**Instructions for the task**
Reproduce the entire listing word for word.

+++

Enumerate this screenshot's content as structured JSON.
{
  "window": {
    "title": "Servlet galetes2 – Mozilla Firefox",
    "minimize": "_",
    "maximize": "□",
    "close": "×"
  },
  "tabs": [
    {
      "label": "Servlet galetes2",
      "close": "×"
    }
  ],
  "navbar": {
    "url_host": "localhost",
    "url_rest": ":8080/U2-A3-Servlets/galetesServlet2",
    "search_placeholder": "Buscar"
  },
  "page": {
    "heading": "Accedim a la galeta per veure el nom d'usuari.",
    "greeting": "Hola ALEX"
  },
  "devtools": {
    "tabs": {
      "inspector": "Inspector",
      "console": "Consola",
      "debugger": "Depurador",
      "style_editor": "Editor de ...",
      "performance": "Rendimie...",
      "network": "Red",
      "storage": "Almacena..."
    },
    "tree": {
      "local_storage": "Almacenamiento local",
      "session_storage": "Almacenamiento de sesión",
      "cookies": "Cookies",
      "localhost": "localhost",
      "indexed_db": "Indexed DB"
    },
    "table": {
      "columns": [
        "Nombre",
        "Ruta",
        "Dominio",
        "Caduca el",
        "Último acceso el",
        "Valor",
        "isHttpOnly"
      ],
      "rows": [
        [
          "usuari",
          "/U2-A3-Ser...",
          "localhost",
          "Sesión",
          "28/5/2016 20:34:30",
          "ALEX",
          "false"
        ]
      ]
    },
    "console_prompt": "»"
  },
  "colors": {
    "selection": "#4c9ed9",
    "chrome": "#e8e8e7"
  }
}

+++

**Worked solution**
Enumerate this screenshot's content as structured JSON.
{
  "window": {
    "title": "Servlet galetes2 – Mozilla Firefox",
    "minimize": "_",
    "maximize": "□",
    "close": "×"
  },
  "tabs": [
    {
      "label": "Servlet galetes2",
      "close": "×"
    }
  ],
  "navbar": {
    "url_host": "localhost",
    "url_rest": ":8080/U2-A3-Servlets/galetesServlet2",
    "search_placeholder": "Buscar"
  },
  "page": {
    "heading": "Accedim a la galeta per veure el nom d'usuari.",
    "greeting": "Hola ALEX"
  },
  "devtools": {
    "tabs": {
      "inspector": "Inspector",
      "console": "Consola",
      "debugger": "Depurador",
      "style_editor": "Editor de ...",
      "performance": "Rendimie...",
      "network": "Red",
      "storage": "Almacena..."
    },
    "tree": {
      "local_storage": "Almacenamiento local",
      "session_storage": "Almacenamiento de sesión",
      "cookies": "Cookies",
      "localhost": "localhost",
      "indexed_db": "Indexed DB"
    },
    "table": {
      "columns": [
        "Nombre",
        "Ruta",
        "Dominio",
        "Caduca el",
        "Último acceso el",
        "Valor",
        "isHttpOnly"
      ],
      "rows": [
        [
          "usuari",
          "/U2-A3-Ser...",
          "localhost",
          "Sesión",
          "28/5/2016 20:34:30",
          "ALEX",
          "false"
        ]
      ]
    },
    "console_prompt": "»"
  },
  "colors": {
    "selection": "#4c9ed9",
    "chrome": "#e8e8e7"
  }
}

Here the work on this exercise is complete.